> [DATA FOR THIS EXERCISE]

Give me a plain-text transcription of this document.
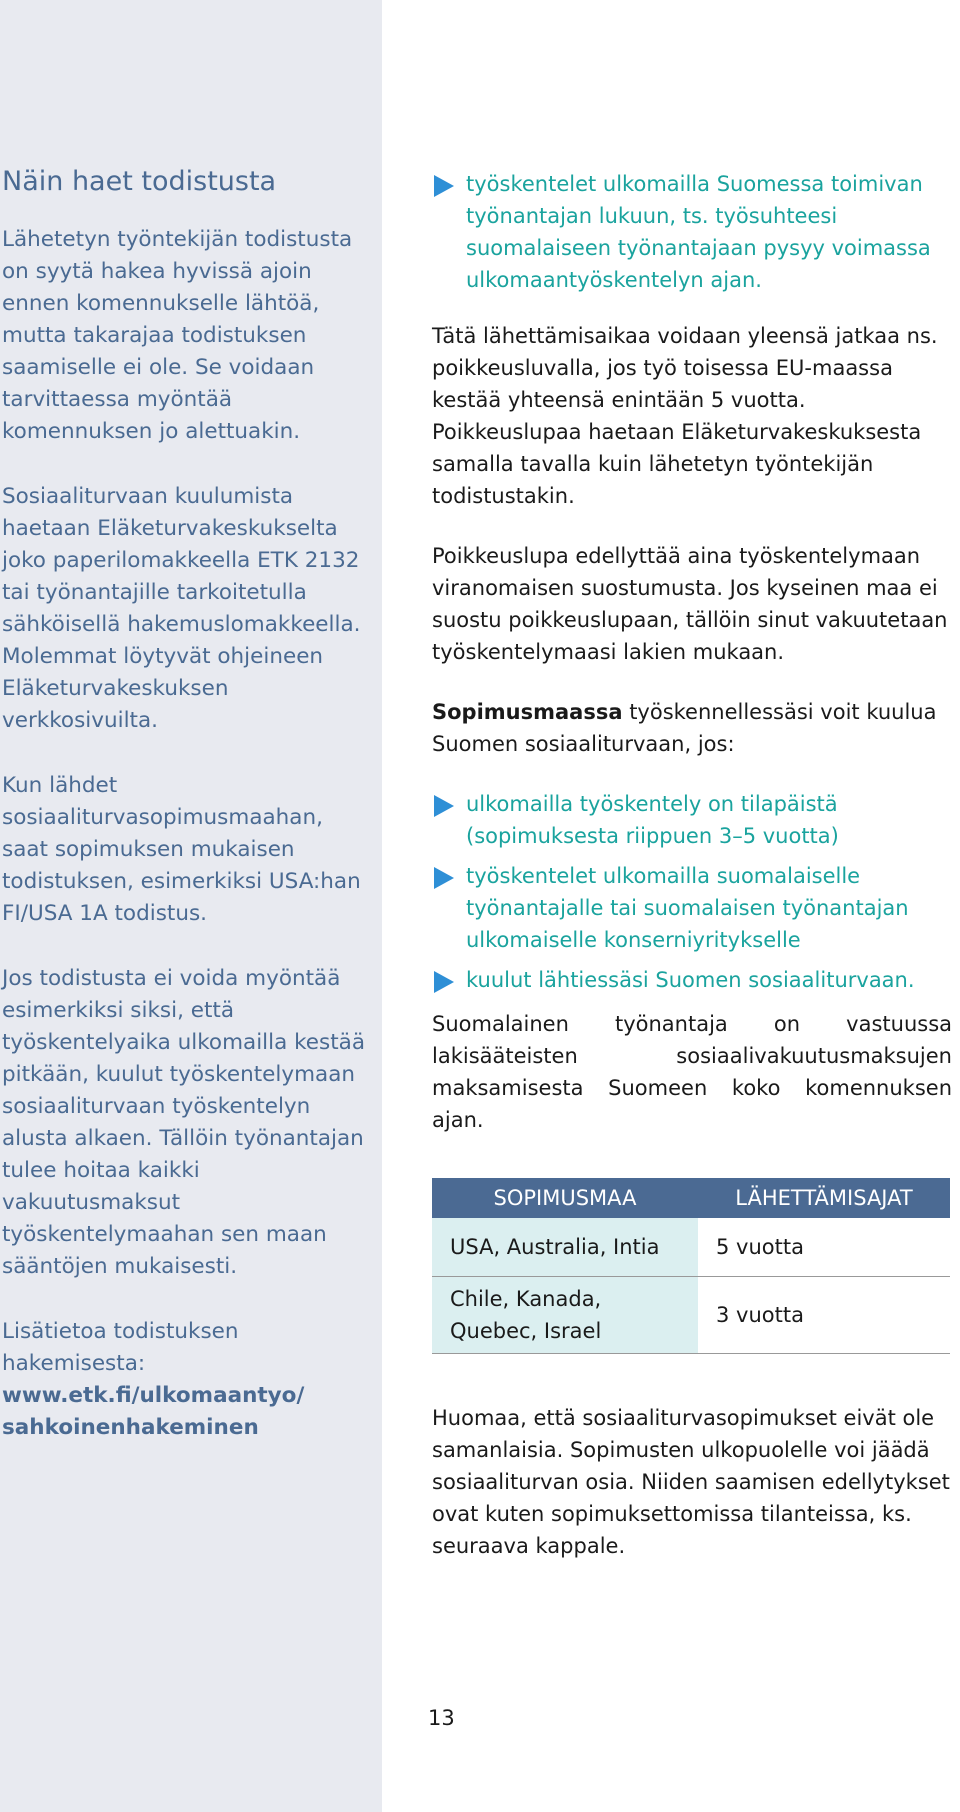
Näin haet todistusta

Lähetetyn työntekijän todistusta on syytä hakea hyvissä ajoin ennen komennukselle lähtöä, mutta takarajaa todistuksen saamiselle ei ole. Se voidaan tarvittaessa myöntää komennuksen jo alettuakin.

Sosiaaliturvaan kuulumista haetaan Eläketurvakeskukselta joko paperilomakkeella ETK 2132 tai työnantajille tarkoitetulla sähköisellä hakemuslomakkeella. Molemmat löytyvät ohjeineen Eläketurvakeskuksen verkkosivuilta.

Kun lähdet sosiaaliturvasopimusmaahan, saat sopimuksen mukaisen todistuksen, esimerkiksi USA:han FI/USA 1A todistus.

Jos todistusta ei voida myöntää esimerkiksi siksi, että työskentelyaika ulkomailla kestää pitkään, kuulut työskentelymaan sosiaaliturvaan työskentelyn alusta alkaen. Tällöin työnantajan tulee hoitaa kaikki vakuutusmaksut työskentelymaahan sen maan sääntöjen mukaisesti.

Lisätietoa todistuksen hakemisesta:

www.etk.fi/ulkomaantyo/ sahkoinenhakeminen

työskentelet ulkomailla Suomessa toimivan työnantajan lukuun, ts. työsuhteesi suomalaiseen työnantajaan pysyy voimassa ulkomaantyöskentelyn ajan.

Tätä lähettämisaikaa voidaan yleensä jatkaa ns. poikkeusluvalla, jos työ toisessa EU-maassa kestää yhteensä enintään 5 vuotta. Poikkeuslupaa haetaan Eläketurvakeskuksesta samalla tavalla kuin lähetetyn työntekijän todistustakin.

Poikkeuslupa edellyttää aina työskentelymaan viranomaisen suostumusta. Jos kyseinen maa ei suostu poikkeuslupaan, tällöin sinut vakuutetaan työskentelymaasi lakien mukaan.

Sopimusmaassa työskennellessäsi voit kuulua Suomen sosiaaliturvaan, jos:

ulkomailla työskentely on tilapäistä (sopimuksesta riippuen 3–5 vuotta)
työskentelet ulkomailla suomalaiselle työnantajalle tai suomalaisen työnantajan ulkomaiselle konserniyritykselle
kuulut lähtiessäsi Suomen sosiaaliturvaan.

Suomalainen työnantaja on vastuussa lakisääteisten sosiaalivakuutusmaksujen maksamisesta Suomeen koko komennuksen ajan.

SOPIMUSMAA	LÄHETTÄMISAJAT
USA, Australia, Intia	5 vuotta
Chile, Kanada, Quebec, Israel	3 vuotta

Huomaa, että sosiaaliturvasopimukset eivät ole samanlaisia. Sopimusten ulkopuolelle voi jäädä sosiaaliturvan osia. Niiden saamisen edellytykset ovat kuten sopimuksettomissa tilanteissa, ks. seuraava kappale.

13
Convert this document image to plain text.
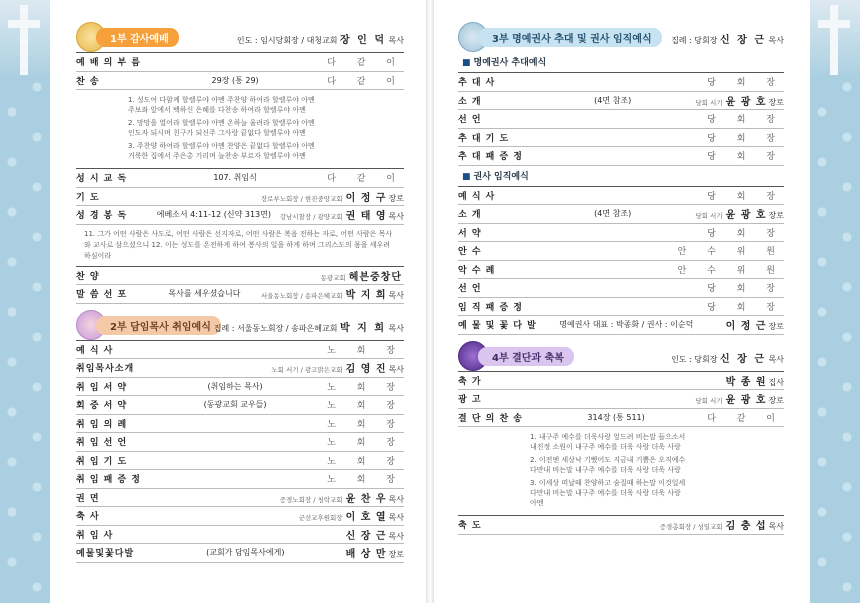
1부 감사예배	인도 : 임시당회장 / 대청교회 장 인 덕 목사
예 배 의 부 름	다 같 이
찬 송	29장 (통 29)	다 같 이
1. 성도여 다함께 할렐루야 아멘 주찬양 하여라 할렐루야 아멘
주보좌 앞에서 백하신 은혜를 다찬송 하여라 할렐루야 아멘
2. 망망을 열어라 할렐루야 아멘 온하늘 울려라 할렐루야 아멘
인도자 되시며 친구가 되신주 그사랑 끝없다 할렐루야 아멘
3. 주찬양 하여라 할렐루야 아멘 찬양은 끝없다 할렐루야 아멘
거룩한 집에서 주은총 기리며 늘찬송 부르자 할렐루야 아멘
성 시 교 독	107. 취임식	다 같 이
기 도	장로부노회장 / 현진중앙교회 이 정 구 장로
성 경 봉 독	에베소서 4:11-12 (신약 313면)	강남시찰장 / 광양교회 권 태 영 목사
11. 그가 어떤 사람은 사도로, 어떤 사람은 선지자로, 어떤 사람은 복음 전하는 자로, 어떤 사람은 목사와 교사로 삼으셨으니 12. 이는 성도를 온전하게 하여 봉사의 일을 하게 하며 그리스도의 몸을 세우려 하심이라
찬 양	동광교회 헤븐중창단
말 씀 선 포	목사를 세우셨습니다	서울동노회장 / 송파은혜교회 박 지 희 목사
2부 담임목사 취임예식 집례 : 서울동노회장 / 송파은혜교회 박 지 희 목사
예 식 사	노 회 장
취임목사소개	노회 서기 / 광고맑은교회 김 영 진 목사
취 임 서 약	(취임하는 목사)	노 회 장
회 중 서 약	(동광교회 교우들)	노 회 장
취 임 의 례	노 회 장
취 임 선 언	노 회 장
취 임 기 도	노 회 장
취 임 패 증 정	노 회 장
권 면	증경노회장 / 청락교회 윤 찬 우 목사
축 사	군선교후원회장 이 호 열 목사
취 임 사	신 장 근 목사
예물및꽃다발	(교회가 담임목사에게)	배 상 만 장로
3부 명예권사 추대 및 권사 임직예식	집례 : 당회장 신 장 근 목사
■ 명예권사 추대예식
추 대 사	당 회 장
소 개	(4면 참조)	당회 서기 윤 광 호 장로
선 언	당 회 장
추 대 기 도	당 회 장
추 대 패 증 정	당 회 장
■ 권사 임직예식
예 식 사	당 회 장
소 개	(4면 참조)	당회 서기 윤 광 호 장로
서 약	당 회 장
안 수	안 수 위 원
악 수 례	안 수 위 원
선 언	당 회 장
임 직 패 증 정	당 회 장
예 물 및 꽃 다 발	명예권사 대표 : 박종화 / 권사 : 이순덕	이 정 근 장로
4부 결단과 축복	인도 : 당회장 신 장 근 목사
축 가	박 종 원 집사
광 고	당회 서기 윤 광 호 장로
결 단 의 찬 송	314장 (통 511)	다 같 이
1. 내구주 예수를 더욱사랑 엎드려 비는말 들으소서
내진정 소원이 내구주 예수를 더욱 사랑 더욱 사랑
2. 이전엔 세상낙 기뻤어도 지금내 기쁨은 오직예수
다만내 비는말 내구주 예수를 더욱 사랑 더욱 사랑
3. 이세상 떠날때 찬양하고 숨질때 하는말 이것일세
다만내 비는말 내구주 예수를 더욱 사랑 더욱 사랑
아멘
축 도	증경총회장 / 성일교회 김 충 섭 목사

> [GOAL OF THE EXERCISE] Tally every line of the listing that holds the string "송파은혜교회", then give the number by itself.

> [SOLUTION FOR THIS EXERCISE] 2